[Stored records]
######

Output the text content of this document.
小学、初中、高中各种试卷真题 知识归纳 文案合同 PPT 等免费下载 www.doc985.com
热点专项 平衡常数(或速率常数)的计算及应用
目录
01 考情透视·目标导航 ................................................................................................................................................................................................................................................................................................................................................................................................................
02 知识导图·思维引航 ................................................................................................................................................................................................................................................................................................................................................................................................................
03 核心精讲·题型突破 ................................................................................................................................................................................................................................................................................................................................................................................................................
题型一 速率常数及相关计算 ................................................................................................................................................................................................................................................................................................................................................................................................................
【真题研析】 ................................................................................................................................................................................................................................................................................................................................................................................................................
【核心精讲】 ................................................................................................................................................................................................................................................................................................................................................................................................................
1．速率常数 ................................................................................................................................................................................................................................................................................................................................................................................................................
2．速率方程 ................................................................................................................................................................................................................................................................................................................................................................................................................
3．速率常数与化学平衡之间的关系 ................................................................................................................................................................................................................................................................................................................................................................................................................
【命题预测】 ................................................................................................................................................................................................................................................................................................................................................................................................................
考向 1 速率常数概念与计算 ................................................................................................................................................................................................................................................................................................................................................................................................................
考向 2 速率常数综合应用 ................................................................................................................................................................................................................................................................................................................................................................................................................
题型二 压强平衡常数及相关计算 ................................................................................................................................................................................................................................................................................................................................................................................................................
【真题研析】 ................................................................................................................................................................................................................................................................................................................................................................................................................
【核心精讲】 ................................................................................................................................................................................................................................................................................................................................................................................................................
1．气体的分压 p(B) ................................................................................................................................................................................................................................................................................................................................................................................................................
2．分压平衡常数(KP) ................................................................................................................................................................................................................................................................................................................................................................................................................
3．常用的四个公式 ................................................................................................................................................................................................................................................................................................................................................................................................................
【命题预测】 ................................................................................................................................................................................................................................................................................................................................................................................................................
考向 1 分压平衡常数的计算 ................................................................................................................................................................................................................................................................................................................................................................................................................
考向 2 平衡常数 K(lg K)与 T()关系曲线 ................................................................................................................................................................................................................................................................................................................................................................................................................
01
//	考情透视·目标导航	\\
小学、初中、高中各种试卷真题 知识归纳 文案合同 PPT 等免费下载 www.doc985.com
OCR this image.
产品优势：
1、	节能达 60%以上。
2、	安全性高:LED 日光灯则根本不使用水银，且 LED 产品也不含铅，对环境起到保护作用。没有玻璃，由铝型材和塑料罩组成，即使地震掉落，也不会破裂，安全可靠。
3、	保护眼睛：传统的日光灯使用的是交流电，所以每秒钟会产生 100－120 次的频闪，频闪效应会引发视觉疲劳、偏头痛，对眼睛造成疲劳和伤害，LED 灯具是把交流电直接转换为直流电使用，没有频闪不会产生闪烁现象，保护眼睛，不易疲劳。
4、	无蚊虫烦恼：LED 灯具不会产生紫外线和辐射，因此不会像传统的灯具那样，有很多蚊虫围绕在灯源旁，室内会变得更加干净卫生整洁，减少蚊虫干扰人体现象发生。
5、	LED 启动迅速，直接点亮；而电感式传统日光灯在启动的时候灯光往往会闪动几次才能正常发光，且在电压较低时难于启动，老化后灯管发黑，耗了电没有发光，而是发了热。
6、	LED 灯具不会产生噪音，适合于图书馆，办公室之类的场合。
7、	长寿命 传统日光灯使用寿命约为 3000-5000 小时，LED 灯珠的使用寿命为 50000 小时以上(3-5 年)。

######

**Exercise description:** Return all of the entries exactly as written.

**Reply:**
Output the text content of this document.
小学、初中、高中各种试卷真题 知识归纳 文案合同 PPT 等免费下载 www.doc985.com
热点专项 平衡常数(或速率常数)的计算及应用
目录
01 考情透视·目标导航 ................................................................................................................................................................................................................................................................................................................................................................................................................
02 知识导图·思维引航 ................................................................................................................................................................................................................................................................................................................................................................................................................
03 核心精讲·题型突破 ................................................................................................................................................................................................................................................................................................................................................................................................................
题型一 速率常数及相关计算 ................................................................................................................................................................................................................................................................................................................................................................................................................
【真题研析】 ................................................................................................................................................................................................................................................................................................................................................................................................................
【核心精讲】 ................................................................................................................................................................................................................................................................................................................................................................................................................
1．速率常数 ................................................................................................................................................................................................................................................................................................................................................................................................................
2．速率方程 ................................................................................................................................................................................................................................................................................................................................................................................................................
3．速率常数与化学平衡之间的关系 ................................................................................................................................................................................................................................................................................................................................................................................................................
【命题预测】 ................................................................................................................................................................................................................................................................................................................................................................................................................
考向 1 速率常数概念与计算 ................................................................................................................................................................................................................................................................................................................................................................................................................
考向 2 速率常数综合应用 ................................................................................................................................................................................................................................................................................................................................................................................................................
题型二 压强平衡常数及相关计算 ................................................................................................................................................................................................................................................................................................................................................................................................................
【真题研析】 ................................................................................................................................................................................................................................................................................................................................................................................................................
【核心精讲】 ................................................................................................................................................................................................................................................................................................................................................................................................................
1．气体的分压 p(B) ................................................................................................................................................................................................................................................................................................................................................................................................................
2．分压平衡常数(KP) ................................................................................................................................................................................................................................................................................................................................................................................................................
3．常用的四个公式 ................................................................................................................................................................................................................................................................................................................................................................................................................
【命题预测】 ................................................................................................................................................................................................................................................................................................................................................................................................................
考向 1 分压平衡常数的计算 ................................................................................................................................................................................................................................................................................................................................................................................................................
考向 2 平衡常数 K(lg K)与 T()关系曲线 ................................................................................................................................................................................................................................................................................................................................................................................................................
01
//	考情透视·目标导航	\\
小学、初中、高中各种试卷真题 知识归纳 文案合同 PPT 等免费下载 www.doc985.com
OCR this image.
产品优势：
1、	节能达 60%以上。
2、	安全性高:LED 日光灯则根本不使用水银，且 LED 产品也不含铅，对环境起到保护作用。没有玻璃，由铝型材和塑料罩组成，即使地震掉落，也不会破裂，安全可靠。
3、	保护眼睛：传统的日光灯使用的是交流电，所以每秒钟会产生 100－120 次的频闪，频闪效应会引发视觉疲劳、偏头痛，对眼睛造成疲劳和伤害，LED 灯具是把交流电直接转换为直流电使用，没有频闪不会产生闪烁现象，保护眼睛，不易疲劳。
4、	无蚊虫烦恼：LED 灯具不会产生紫外线和辐射，因此不会像传统的灯具那样，有很多蚊虫围绕在灯源旁，室内会变得更加干净卫生整洁，减少蚊虫干扰人体现象发生。
5、	LED 启动迅速，直接点亮；而电感式传统日光灯在启动的时候灯光往往会闪动几次才能正常发光，且在电压较低时难于启动，老化后灯管发黑，耗了电没有发光，而是发了热。
6、	LED 灯具不会产生噪音，适合于图书馆，办公室之类的场合。
7、	长寿命 传统日光灯使用寿命约为 3000-5000 小时，LED 灯珠的使用寿命为 50000 小时以上(3-5 年)。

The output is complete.